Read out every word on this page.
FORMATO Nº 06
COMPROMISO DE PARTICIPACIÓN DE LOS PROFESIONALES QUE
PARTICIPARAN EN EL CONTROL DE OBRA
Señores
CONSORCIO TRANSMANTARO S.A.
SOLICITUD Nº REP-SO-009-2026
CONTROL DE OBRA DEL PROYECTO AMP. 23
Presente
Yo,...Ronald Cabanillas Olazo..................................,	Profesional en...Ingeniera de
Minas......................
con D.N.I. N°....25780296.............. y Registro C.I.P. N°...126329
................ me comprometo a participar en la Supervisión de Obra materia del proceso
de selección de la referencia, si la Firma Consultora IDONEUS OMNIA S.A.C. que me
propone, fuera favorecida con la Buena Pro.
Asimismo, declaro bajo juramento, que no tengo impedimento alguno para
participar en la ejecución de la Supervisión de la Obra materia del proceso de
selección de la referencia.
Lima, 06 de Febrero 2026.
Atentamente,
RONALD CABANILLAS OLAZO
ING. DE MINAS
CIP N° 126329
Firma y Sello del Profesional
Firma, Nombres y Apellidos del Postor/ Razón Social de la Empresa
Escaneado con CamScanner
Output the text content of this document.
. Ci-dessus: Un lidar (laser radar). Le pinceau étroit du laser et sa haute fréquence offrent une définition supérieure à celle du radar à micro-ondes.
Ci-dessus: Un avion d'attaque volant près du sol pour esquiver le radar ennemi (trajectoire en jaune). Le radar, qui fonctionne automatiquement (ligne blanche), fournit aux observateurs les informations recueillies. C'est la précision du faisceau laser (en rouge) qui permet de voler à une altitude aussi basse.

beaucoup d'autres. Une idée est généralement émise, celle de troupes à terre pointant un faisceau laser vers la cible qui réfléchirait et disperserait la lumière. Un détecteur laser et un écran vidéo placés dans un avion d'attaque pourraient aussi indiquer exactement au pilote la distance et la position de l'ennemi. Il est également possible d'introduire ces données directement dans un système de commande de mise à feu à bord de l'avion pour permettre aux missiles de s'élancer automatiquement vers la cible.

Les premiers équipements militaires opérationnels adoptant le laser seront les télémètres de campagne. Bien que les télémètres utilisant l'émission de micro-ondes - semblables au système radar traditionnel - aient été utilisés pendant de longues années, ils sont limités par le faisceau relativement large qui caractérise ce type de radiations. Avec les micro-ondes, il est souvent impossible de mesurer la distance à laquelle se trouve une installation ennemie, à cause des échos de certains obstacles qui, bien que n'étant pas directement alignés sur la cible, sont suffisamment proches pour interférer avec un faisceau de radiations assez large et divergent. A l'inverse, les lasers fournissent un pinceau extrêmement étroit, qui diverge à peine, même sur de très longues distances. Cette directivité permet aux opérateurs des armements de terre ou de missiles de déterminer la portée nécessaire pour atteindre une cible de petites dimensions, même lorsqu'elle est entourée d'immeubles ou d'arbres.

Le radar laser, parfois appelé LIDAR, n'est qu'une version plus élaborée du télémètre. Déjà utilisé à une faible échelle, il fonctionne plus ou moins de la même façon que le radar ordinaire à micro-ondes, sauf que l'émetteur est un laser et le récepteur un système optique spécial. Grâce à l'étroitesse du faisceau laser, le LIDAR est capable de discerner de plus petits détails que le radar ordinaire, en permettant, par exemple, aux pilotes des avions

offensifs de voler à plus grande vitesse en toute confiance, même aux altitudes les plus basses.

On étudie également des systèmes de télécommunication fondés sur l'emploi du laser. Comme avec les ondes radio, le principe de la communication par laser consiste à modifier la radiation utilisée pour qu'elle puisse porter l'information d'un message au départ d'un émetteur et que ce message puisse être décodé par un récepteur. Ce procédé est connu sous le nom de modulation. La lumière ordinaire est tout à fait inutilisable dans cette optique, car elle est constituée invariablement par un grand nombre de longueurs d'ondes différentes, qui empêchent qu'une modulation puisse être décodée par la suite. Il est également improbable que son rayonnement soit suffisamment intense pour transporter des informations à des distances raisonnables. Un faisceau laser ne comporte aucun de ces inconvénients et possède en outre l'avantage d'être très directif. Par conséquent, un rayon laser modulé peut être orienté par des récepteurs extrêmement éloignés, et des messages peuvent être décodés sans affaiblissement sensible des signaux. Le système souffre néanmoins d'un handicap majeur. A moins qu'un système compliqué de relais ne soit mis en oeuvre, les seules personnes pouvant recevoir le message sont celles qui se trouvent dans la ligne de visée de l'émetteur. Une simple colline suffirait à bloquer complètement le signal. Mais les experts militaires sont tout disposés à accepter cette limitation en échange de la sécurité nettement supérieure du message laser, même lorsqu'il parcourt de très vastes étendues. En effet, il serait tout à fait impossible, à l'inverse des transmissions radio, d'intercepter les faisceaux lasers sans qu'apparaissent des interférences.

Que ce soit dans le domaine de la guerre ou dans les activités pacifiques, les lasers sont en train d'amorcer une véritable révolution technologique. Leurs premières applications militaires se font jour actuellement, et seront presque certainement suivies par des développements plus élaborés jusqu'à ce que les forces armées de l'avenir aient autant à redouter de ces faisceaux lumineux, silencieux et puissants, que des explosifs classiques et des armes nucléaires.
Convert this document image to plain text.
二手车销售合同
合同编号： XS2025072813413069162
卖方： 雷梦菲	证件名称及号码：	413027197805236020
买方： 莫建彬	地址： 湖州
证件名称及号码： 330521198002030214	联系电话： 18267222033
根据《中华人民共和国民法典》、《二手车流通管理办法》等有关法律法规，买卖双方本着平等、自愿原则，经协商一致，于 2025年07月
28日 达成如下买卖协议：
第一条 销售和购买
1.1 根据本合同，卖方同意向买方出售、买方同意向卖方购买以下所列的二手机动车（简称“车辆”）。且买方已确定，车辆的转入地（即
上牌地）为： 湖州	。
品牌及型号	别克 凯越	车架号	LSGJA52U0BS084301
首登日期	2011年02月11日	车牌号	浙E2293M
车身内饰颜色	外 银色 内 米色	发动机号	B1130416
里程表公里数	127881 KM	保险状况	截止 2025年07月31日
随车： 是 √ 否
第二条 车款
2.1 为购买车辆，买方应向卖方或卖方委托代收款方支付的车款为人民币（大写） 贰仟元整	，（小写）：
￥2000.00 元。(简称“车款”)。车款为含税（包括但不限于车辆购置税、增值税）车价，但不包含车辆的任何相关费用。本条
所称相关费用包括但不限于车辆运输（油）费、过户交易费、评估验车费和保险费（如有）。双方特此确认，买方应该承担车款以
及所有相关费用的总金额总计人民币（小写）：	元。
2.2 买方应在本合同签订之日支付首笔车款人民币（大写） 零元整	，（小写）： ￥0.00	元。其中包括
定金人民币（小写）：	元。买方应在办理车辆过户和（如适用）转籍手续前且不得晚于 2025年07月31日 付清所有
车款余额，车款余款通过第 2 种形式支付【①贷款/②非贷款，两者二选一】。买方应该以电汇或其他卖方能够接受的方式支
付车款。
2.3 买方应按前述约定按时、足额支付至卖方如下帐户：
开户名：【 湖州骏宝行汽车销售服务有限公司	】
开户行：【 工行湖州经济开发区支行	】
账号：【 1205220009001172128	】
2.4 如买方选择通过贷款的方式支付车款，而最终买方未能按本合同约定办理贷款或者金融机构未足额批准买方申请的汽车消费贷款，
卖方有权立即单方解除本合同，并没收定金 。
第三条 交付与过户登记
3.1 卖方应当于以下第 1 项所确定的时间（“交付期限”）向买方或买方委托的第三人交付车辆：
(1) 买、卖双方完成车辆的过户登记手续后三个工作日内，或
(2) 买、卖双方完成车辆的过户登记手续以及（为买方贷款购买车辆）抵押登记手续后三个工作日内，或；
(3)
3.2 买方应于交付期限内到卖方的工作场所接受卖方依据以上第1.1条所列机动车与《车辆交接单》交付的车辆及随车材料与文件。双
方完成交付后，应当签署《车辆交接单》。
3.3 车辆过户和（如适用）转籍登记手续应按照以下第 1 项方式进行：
· · · ·
Of all the lines above, how many contain the word "证件名称及号码"? Give the number and nothing else.

2